● PASSAGE GIVEN
If his plan was to move to the Central Siberian Plateau, perhaps he
was right. Perhaps.
Signature


Regards,

Chuck Riggs,
who speaks AmE, lives near Dublin, Ireland
and usually spells in BrE

Don Phillipson - 21 Jul 2009 14:14 GMT
> "Maybe I'm one of those people who just doesn't
> do well in school."
>
> This I've read in a comic strip - would "who just don't"
> be wrong? I'd rather have used that - or am I wrong?

Consider:
1.  One who does not . . .
2.  One who do not . . .

The rule is that subject and verb should agree in
number.   Case 1 obeys this rule because both
subject and verb are singular in number;  case 2
presents a singular pronoun and a plural verb,
thus is erroneous.

Because we so often say "one of those who . . . "
we need to parse correctly in order to establish
whether the subject of the clause is ONE (singular)
or THOSE (plural.)   A simple confirmatory test is to
omit words in turn, thus for:
. . . one of those people who just doesn't:
A:   . . .one who just doesn't . . .
B:   . . . those who just doesn't . . .
which unambiguously demonstrates that the subject
of this verb is ONE (singular.)

So LF's spontaneous intuition is erroneous:  but then
none of our intuitions is so reliable as a coherent rule.

Signature

Don Phillipson
Carlsbad Springs
(Ottawa, Canada)

Skitt - 21 Jul 2009 18:55 GMT
>> "Maybe I'm one of those people who just doesn't
>> do well in school."
[quoted text clipped - 25 lines]
> So LF's spontaneous intuition is erroneous:  but then
> none of our intuitions is so reliable as a coherent rule.

It all depends on what deserves the emphasis -- the "one" or the "those".
Different meanings, you see.  Personally, I prefer to attach the "not doing
well" attribute to "those", even though I might be one of them, so I'd use
the plural verb.

From http://grammar.ccc.commnet.edu/grammar/one.htm :

 [...]
 Burchfield adds, "A plural verb in the subordinate clause is
 recommended unless particular attention is being drawn
 to the uniqueness, individuality, etc., of the one in the
 opening clause." In an earlier note, Burchfield writes:
 "Exceptions [to the rule that we use the plural verb] occur
 when the writer or speaker presumably regards one as governing
 the verb in the subordinate clause," and he gives another two
 or three examples, including "I am one of those people who
 wants others to do what I think they should."

Signature

Skitt (AmE)

Chuck Riggs - 21 Jul 2009 15:24 GMT
>"Maybe I'm one of those people who just doesn't
>do well in school."

It is correct. The subject, "who", agrees with the verb, "does".

● ENTRIES PROVIDED
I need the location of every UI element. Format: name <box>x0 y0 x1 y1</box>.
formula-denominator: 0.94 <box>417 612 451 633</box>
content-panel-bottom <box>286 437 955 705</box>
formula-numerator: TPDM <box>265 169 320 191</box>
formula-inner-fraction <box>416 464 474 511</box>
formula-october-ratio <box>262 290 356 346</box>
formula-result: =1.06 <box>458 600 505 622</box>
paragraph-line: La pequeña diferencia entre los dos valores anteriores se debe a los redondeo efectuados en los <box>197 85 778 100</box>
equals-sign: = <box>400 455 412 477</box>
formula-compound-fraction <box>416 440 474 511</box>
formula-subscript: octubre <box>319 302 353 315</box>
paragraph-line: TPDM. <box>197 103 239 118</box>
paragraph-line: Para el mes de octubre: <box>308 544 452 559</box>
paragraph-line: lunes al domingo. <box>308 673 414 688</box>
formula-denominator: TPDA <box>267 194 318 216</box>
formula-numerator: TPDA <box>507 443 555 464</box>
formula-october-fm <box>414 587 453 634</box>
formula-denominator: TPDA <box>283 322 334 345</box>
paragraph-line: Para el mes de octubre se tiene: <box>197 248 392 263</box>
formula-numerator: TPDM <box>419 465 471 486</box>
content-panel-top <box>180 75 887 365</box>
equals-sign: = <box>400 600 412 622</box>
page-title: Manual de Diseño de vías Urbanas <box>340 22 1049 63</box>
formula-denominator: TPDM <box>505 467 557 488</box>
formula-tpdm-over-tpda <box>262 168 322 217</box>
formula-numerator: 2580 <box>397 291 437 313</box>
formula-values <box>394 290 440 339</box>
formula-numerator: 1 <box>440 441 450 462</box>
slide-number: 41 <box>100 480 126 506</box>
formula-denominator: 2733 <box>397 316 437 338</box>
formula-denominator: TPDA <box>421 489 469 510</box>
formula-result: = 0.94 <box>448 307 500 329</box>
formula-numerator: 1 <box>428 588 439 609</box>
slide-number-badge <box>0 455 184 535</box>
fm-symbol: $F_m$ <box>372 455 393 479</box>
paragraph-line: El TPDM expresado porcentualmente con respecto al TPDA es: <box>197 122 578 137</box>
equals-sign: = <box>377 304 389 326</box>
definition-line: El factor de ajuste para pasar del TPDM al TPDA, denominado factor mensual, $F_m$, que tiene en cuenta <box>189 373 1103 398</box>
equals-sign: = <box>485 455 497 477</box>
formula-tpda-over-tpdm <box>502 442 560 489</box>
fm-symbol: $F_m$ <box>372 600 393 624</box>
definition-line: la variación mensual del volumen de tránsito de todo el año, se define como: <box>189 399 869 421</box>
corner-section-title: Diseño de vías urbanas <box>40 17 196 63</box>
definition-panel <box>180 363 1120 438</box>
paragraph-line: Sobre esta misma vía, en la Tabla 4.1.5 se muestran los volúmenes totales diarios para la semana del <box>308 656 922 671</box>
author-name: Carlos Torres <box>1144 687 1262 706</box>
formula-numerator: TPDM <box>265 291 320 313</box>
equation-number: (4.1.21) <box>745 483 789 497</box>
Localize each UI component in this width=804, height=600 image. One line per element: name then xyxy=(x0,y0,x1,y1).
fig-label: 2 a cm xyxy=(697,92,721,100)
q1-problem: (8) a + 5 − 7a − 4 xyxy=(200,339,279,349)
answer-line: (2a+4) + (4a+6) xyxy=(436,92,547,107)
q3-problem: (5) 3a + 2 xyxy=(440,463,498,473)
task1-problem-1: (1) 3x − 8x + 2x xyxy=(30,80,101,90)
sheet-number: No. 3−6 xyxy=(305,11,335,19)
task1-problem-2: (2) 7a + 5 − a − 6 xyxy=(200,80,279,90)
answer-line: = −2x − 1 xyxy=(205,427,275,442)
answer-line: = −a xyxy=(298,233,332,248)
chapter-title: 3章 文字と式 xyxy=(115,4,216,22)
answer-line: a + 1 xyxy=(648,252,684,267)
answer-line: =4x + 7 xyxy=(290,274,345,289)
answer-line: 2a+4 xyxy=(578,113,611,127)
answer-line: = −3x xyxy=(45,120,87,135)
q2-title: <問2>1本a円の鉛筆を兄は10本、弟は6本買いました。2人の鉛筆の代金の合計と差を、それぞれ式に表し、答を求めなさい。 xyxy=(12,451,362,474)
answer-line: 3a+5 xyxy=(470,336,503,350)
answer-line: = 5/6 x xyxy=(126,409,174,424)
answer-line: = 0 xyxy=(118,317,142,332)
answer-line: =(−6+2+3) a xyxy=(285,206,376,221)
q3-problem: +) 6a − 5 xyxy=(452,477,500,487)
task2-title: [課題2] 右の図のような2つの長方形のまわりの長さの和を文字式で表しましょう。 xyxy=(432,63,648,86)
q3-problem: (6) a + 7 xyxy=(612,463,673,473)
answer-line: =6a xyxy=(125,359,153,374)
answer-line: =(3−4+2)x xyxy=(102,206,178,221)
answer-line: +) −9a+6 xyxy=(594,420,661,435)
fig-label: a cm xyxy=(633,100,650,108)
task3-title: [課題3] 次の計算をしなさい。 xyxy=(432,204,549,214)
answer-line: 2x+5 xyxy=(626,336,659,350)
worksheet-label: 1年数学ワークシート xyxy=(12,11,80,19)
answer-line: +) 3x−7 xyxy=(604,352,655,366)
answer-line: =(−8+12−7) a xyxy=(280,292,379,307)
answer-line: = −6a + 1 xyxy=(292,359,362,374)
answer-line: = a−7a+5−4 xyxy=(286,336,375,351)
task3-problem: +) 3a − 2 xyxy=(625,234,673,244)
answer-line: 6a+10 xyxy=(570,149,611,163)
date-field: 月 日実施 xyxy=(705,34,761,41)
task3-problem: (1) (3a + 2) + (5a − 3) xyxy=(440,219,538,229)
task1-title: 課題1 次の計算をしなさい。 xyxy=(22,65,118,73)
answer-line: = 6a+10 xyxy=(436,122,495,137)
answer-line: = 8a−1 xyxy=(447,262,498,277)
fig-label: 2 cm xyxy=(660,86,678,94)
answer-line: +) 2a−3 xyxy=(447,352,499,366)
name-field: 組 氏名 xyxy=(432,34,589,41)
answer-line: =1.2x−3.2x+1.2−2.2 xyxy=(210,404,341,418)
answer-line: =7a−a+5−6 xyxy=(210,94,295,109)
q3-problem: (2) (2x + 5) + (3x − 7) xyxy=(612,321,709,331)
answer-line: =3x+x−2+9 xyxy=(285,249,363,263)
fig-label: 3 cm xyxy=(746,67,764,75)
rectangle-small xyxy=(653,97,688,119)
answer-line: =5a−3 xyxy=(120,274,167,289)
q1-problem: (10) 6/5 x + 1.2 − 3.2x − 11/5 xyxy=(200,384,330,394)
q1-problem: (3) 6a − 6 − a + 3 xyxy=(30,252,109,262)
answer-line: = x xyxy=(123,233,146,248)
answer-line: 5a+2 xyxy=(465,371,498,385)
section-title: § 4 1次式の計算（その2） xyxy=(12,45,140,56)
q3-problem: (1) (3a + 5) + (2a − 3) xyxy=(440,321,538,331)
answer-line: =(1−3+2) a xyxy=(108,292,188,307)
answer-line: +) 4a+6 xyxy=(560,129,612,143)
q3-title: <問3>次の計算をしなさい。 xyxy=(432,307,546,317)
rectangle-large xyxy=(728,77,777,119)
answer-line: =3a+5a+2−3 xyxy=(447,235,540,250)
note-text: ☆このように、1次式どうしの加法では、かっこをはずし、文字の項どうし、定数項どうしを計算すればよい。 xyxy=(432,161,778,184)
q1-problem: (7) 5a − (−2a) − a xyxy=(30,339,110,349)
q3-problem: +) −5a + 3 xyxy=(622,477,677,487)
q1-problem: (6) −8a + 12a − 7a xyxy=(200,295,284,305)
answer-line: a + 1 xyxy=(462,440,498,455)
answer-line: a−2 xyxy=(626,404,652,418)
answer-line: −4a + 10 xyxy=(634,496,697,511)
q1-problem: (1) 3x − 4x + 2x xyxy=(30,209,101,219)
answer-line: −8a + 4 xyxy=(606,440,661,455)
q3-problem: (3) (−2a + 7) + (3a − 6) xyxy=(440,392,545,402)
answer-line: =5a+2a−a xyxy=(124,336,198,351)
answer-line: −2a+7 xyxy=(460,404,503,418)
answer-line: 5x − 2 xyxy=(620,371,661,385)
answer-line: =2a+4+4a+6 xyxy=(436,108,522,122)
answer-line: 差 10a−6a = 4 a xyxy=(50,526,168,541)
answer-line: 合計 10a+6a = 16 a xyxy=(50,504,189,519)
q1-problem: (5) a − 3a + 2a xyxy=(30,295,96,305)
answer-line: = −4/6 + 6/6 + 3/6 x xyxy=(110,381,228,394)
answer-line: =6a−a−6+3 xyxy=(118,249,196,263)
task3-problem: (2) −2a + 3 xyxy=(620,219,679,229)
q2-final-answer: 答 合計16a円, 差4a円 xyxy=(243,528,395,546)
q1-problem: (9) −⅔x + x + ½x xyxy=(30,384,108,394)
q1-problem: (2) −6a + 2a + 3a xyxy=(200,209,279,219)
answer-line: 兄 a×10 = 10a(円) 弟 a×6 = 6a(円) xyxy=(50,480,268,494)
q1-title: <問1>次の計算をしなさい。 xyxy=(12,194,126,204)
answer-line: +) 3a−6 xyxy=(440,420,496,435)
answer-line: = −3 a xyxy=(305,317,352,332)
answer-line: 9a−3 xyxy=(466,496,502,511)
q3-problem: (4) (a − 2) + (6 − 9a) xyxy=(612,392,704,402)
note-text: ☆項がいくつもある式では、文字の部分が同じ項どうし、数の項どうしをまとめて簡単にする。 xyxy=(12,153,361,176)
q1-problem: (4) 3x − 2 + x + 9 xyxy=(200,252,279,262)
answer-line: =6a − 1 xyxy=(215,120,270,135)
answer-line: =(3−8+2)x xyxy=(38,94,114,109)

● REQUIRED ACTIONS
• 1. In the forum thread, what rule does Don Phillipson give about subject and verb?
• 2. Write out the part of the forum thread between "or THOSE (plural.)" and "those who just doesn't . . .", inclusive.
The records have no connection to the forum thread.

● RESPONSES PER TASK
• 1. Subject and verb should agree in number.

• 2.
or THOSE (plural.)   A simple confirmatory test is to
omit words in turn, thus for:
. . . one of those people who just doesn't:
A:   . . .one who just doesn't . . .
B:   . . . those who just doesn't . . .